* STATED TASK *
Every record below should be printed exactly as it appears.

* INPUT RECORDS *

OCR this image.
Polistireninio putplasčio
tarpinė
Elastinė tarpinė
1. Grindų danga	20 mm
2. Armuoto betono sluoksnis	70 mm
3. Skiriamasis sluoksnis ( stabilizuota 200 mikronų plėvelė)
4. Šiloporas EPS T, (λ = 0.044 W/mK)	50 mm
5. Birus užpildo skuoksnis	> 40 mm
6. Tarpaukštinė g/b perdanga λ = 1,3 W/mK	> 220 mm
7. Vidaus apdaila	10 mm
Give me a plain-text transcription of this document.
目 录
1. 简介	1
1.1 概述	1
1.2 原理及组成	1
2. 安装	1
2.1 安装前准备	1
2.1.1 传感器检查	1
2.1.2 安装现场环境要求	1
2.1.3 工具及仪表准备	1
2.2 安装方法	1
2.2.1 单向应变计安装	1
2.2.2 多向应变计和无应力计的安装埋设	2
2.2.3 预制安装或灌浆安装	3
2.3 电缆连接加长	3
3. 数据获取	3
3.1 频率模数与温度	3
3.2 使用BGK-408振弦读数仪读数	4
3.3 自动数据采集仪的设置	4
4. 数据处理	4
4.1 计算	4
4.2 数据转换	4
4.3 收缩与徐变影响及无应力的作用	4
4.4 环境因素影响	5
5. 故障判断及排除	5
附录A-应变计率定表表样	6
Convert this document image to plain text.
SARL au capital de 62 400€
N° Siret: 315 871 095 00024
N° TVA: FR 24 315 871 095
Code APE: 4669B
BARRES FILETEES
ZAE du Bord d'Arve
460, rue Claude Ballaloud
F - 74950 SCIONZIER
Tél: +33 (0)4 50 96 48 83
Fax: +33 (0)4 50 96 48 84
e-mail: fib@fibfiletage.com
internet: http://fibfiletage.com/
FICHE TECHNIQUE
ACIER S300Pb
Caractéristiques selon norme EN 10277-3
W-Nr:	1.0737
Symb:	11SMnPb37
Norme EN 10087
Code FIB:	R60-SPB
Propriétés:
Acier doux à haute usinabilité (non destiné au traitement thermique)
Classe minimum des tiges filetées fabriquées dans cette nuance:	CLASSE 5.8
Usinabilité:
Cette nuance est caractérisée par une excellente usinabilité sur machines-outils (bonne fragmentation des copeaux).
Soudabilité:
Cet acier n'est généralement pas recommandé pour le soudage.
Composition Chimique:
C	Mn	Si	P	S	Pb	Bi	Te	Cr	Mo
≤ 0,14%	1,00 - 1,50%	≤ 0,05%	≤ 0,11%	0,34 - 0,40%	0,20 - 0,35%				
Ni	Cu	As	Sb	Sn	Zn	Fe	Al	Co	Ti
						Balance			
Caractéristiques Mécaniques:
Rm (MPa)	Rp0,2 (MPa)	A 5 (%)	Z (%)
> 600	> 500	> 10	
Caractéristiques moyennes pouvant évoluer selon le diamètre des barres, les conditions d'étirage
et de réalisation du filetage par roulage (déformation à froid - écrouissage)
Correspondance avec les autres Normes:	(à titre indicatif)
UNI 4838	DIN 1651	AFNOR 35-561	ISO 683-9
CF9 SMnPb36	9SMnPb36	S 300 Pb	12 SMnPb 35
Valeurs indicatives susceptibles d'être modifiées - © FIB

* FULL RESPONSE *
OCR this image.
Polistireninio putplasčio
tarpinė
Elastinė tarpinė
1. Grindų danga	20 mm
2. Armuoto betono sluoksnis	70 mm
3. Skiriamasis sluoksnis ( stabilizuota 200 mikronų plėvelė)
4. Šiloporas EPS T, (λ = 0.044 W/mK)	50 mm
5. Birus užpildo skuoksnis	> 40 mm
6. Tarpaukštinė g/b perdanga λ = 1,3 W/mK	> 220 mm
7. Vidaus apdaila	10 mm
Give me a plain-text transcription of this document.
目 录
1. 简介	1
1.1 概述	1
1.2 原理及组成	1
2. 安装	1
2.1 安装前准备	1
2.1.1 传感器检查	1
2.1.2 安装现场环境要求	1
2.1.3 工具及仪表准备	1
2.2 安装方法	1
2.2.1 单向应变计安装	1
2.2.2 多向应变计和无应力计的安装埋设	2
2.2.3 预制安装或灌浆安装	3
2.3 电缆连接加长	3
3. 数据获取	3
3.1 频率模数与温度	3
3.2 使用BGK-408振弦读数仪读数	4
3.3 自动数据采集仪的设置	4
4. 数据处理	4
4.1 计算	4
4.2 数据转换	4
4.3 收缩与徐变影响及无应力的作用	4
4.4 环境因素影响	5
5. 故障判断及排除	5
附录A-应变计率定表表样	6
Convert this document image to plain text.
SARL au capital de 62 400€
N° Siret: 315 871 095 00024
N° TVA: FR 24 315 871 095
Code APE: 4669B
BARRES FILETEES
ZAE du Bord d'Arve
460, rue Claude Ballaloud
F - 74950 SCIONZIER
Tél: +33 (0)4 50 96 48 83
Fax: +33 (0)4 50 96 48 84
e-mail: fib@fibfiletage.com
internet: http://fibfiletage.com/
FICHE TECHNIQUE
ACIER S300Pb
Caractéristiques selon norme EN 10277-3
W-Nr:	1.0737
Symb:	11SMnPb37
Norme EN 10087
Code FIB:	R60-SPB
Propriétés:
Acier doux à haute usinabilité (non destiné au traitement thermique)
Classe minimum des tiges filetées fabriquées dans cette nuance:	CLASSE 5.8
Usinabilité:
Cette nuance est caractérisée par une excellente usinabilité sur machines-outils (bonne fragmentation des copeaux).
Soudabilité:
Cet acier n'est généralement pas recommandé pour le soudage.
Composition Chimique:
C	Mn	Si	P	S	Pb	Bi	Te	Cr	Mo
≤ 0,14%	1,00 - 1,50%	≤ 0,05%	≤ 0,11%	0,34 - 0,40%	0,20 - 0,35%				
Ni	Cu	As	Sb	Sn	Zn	Fe	Al	Co	Ti
						Balance			
Caractéristiques Mécaniques:
Rm (MPa)	Rp0,2 (MPa)	A 5 (%)	Z (%)
> 600	> 500	> 10	
Caractéristiques moyennes pouvant évoluer selon le diamètre des barres, les conditions d'étirage
et de réalisation du filetage par roulage (déformation à froid - écrouissage)
Correspondance avec les autres Normes:	(à titre indicatif)
UNI 4838	DIN 1651	AFNOR 35-561	ISO 683-9
CF9 SMnPb36	9SMnPb36	S 300 Pb	12 SMnPb 35
Valeurs indicatives susceptibles d'être modifiées - © FIB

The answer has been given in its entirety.